::: Entries :::

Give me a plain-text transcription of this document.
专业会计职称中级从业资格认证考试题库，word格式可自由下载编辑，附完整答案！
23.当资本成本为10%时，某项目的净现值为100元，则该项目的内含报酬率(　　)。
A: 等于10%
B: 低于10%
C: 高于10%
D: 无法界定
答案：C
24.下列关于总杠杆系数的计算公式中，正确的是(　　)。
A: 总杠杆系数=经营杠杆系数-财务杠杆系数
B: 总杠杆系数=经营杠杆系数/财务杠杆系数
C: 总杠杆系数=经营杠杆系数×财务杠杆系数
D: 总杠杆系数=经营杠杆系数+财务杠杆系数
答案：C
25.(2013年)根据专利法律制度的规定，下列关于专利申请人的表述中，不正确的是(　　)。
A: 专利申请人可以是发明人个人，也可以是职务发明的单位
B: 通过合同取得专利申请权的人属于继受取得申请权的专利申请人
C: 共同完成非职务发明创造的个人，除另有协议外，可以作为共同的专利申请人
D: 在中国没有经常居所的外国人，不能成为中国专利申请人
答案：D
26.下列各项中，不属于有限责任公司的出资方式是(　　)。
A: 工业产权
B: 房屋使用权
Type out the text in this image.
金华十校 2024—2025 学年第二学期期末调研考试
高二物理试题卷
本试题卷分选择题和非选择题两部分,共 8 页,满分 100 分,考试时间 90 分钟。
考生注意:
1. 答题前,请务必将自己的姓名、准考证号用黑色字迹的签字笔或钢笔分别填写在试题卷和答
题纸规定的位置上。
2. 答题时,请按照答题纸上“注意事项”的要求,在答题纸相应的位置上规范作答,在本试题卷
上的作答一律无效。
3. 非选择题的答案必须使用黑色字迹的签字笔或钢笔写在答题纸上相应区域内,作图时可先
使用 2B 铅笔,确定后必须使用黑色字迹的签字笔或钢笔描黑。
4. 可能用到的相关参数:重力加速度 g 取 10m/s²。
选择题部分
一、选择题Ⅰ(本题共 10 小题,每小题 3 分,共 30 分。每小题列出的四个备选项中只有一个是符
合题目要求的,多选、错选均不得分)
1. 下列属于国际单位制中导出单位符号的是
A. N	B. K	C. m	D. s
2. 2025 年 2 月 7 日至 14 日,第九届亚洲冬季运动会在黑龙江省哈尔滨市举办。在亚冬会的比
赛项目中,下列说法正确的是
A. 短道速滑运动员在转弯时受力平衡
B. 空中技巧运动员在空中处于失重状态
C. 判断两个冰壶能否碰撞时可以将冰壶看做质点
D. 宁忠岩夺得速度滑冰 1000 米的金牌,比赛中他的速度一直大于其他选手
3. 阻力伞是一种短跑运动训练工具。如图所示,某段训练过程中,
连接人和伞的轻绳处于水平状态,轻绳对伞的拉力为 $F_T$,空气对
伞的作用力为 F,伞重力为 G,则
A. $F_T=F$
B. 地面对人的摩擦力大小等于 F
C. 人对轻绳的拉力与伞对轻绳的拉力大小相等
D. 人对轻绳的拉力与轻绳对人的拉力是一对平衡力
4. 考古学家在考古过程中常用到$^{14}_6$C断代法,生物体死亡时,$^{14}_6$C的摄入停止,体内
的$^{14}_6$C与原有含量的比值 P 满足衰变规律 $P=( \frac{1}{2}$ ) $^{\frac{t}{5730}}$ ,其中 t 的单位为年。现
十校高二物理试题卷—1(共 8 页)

:::

Written exercise
Quote, without any change, each line from the one that contains "Type out the text in this image." through the end of the material.

Worked solution
Type out the text in this image.
金华十校 2024—2025 学年第二学期期末调研考试
高二物理试题卷
本试题卷分选择题和非选择题两部分,共 8 页,满分 100 分,考试时间 90 分钟。
考生注意:
1. 答题前,请务必将自己的姓名、准考证号用黑色字迹的签字笔或钢笔分别填写在试题卷和答
题纸规定的位置上。
2. 答题时,请按照答题纸上“注意事项”的要求,在答题纸相应的位置上规范作答,在本试题卷
上的作答一律无效。
3. 非选择题的答案必须使用黑色字迹的签字笔或钢笔写在答题纸上相应区域内,作图时可先
使用 2B 铅笔,确定后必须使用黑色字迹的签字笔或钢笔描黑。
4. 可能用到的相关参数:重力加速度 g 取 10m/s²。
选择题部分
一、选择题Ⅰ(本题共 10 小题,每小题 3 分,共 30 分。每小题列出的四个备选项中只有一个是符
合题目要求的,多选、错选均不得分)
1. 下列属于国际单位制中导出单位符号的是
A. N	B. K	C. m	D. s
2. 2025 年 2 月 7 日至 14 日,第九届亚洲冬季运动会在黑龙江省哈尔滨市举办。在亚冬会的比
赛项目中,下列说法正确的是
A. 短道速滑运动员在转弯时受力平衡
B. 空中技巧运动员在空中处于失重状态
C. 判断两个冰壶能否碰撞时可以将冰壶看做质点
D. 宁忠岩夺得速度滑冰 1000 米的金牌,比赛中他的速度一直大于其他选手
3. 阻力伞是一种短跑运动训练工具。如图所示,某段训练过程中,
连接人和伞的轻绳处于水平状态,轻绳对伞的拉力为 $F_T$,空气对
伞的作用力为 F,伞重力为 G,则
A. $F_T=F$
B. 地面对人的摩擦力大小等于 F
C. 人对轻绳的拉力与伞对轻绳的拉力大小相等
D. 人对轻绳的拉力与轻绳对人的拉力是一对平衡力
4. 考古学家在考古过程中常用到$^{14}_6$C断代法,生物体死亡时,$^{14}_6$C的摄入停止,体内
的$^{14}_6$C与原有含量的比值 P 满足衰变规律 $P=( \frac{1}{2}$ ) $^{\frac{t}{5730}}$ ,其中 t 的单位为年。现
十校高二物理试题卷—1(共 8 页)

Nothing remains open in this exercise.